begin SUPPLIED MATERIAL

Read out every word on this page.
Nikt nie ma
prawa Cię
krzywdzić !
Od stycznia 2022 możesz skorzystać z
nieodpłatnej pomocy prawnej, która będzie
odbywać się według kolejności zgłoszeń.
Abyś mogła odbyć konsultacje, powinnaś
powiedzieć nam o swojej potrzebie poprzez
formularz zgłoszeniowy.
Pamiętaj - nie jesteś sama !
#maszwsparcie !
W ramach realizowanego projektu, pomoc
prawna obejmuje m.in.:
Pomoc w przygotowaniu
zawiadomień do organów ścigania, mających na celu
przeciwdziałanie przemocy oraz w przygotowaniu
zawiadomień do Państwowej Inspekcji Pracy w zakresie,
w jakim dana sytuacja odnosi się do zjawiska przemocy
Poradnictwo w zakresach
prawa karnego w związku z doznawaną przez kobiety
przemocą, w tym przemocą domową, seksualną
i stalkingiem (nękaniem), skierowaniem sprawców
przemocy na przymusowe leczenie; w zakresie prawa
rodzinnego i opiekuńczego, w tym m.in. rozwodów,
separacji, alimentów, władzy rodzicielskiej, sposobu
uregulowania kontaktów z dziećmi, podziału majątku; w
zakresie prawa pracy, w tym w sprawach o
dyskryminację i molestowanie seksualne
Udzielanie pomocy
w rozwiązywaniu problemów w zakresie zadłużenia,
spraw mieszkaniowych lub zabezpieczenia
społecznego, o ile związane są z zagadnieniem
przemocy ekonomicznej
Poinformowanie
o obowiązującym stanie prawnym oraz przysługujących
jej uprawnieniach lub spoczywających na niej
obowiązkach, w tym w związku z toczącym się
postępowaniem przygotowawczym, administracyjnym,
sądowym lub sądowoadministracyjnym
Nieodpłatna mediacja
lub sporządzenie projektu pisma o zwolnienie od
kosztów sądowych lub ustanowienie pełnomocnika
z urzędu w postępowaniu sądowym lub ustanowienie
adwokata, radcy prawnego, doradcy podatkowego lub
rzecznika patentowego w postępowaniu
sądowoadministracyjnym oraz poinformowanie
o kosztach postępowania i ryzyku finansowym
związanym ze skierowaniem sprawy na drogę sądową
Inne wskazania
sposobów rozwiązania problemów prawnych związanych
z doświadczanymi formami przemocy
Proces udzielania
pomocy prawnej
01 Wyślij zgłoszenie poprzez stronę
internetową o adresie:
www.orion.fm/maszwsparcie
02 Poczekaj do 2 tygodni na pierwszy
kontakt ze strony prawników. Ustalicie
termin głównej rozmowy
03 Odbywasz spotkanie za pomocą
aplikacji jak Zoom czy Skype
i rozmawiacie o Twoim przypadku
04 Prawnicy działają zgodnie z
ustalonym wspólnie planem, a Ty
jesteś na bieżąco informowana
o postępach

end SUPPLIED MATERIAL

**GIVEN INSTRUCTION:**
Transcribe every line of the data, exactly as it stands.

**TASK RESPONSE:**
Read out every word on this page.
Nikt nie ma
prawa Cię
krzywdzić !
Od stycznia 2022 możesz skorzystać z
nieodpłatnej pomocy prawnej, która będzie
odbywać się według kolejności zgłoszeń.
Abyś mogła odbyć konsultacje, powinnaś
powiedzieć nam o swojej potrzebie poprzez
formularz zgłoszeniowy.
Pamiętaj - nie jesteś sama !
#maszwsparcie !
W ramach realizowanego projektu, pomoc
prawna obejmuje m.in.:
Pomoc w przygotowaniu
zawiadomień do organów ścigania, mających na celu
przeciwdziałanie przemocy oraz w przygotowaniu
zawiadomień do Państwowej Inspekcji Pracy w zakresie,
w jakim dana sytuacja odnosi się do zjawiska przemocy
Poradnictwo w zakresach
prawa karnego w związku z doznawaną przez kobiety
przemocą, w tym przemocą domową, seksualną
i stalkingiem (nękaniem), skierowaniem sprawców
przemocy na przymusowe leczenie; w zakresie prawa
rodzinnego i opiekuńczego, w tym m.in. rozwodów,
separacji, alimentów, władzy rodzicielskiej, sposobu
uregulowania kontaktów z dziećmi, podziału majątku; w
zakresie prawa pracy, w tym w sprawach o
dyskryminację i molestowanie seksualne
Udzielanie pomocy
w rozwiązywaniu problemów w zakresie zadłużenia,
spraw mieszkaniowych lub zabezpieczenia
społecznego, o ile związane są z zagadnieniem
przemocy ekonomicznej
Poinformowanie
o obowiązującym stanie prawnym oraz przysługujących
jej uprawnieniach lub spoczywających na niej
obowiązkach, w tym w związku z toczącym się
postępowaniem przygotowawczym, administracyjnym,
sądowym lub sądowoadministracyjnym
Nieodpłatna mediacja
lub sporządzenie projektu pisma o zwolnienie od
kosztów sądowych lub ustanowienie pełnomocnika
z urzędu w postępowaniu sądowym lub ustanowienie
adwokata, radcy prawnego, doradcy podatkowego lub
rzecznika patentowego w postępowaniu
sądowoadministracyjnym oraz poinformowanie
o kosztach postępowania i ryzyku finansowym
związanym ze skierowaniem sprawy na drogę sądową
Inne wskazania
sposobów rozwiązania problemów prawnych związanych
z doświadczanymi formami przemocy
Proces udzielania
pomocy prawnej
01 Wyślij zgłoszenie poprzez stronę
internetową o adresie:
www.orion.fm/maszwsparcie
02 Poczekaj do 2 tygodni na pierwszy
kontakt ze strony prawników. Ustalicie
termin głównej rozmowy
03 Odbywasz spotkanie za pomocą
aplikacji jak Zoom czy Skype
i rozmawiacie o Twoim przypadku
04 Prawnicy działają zgodnie z
ustalonym wspólnie planem, a Ty
jesteś na bieżąco informowana
o postępach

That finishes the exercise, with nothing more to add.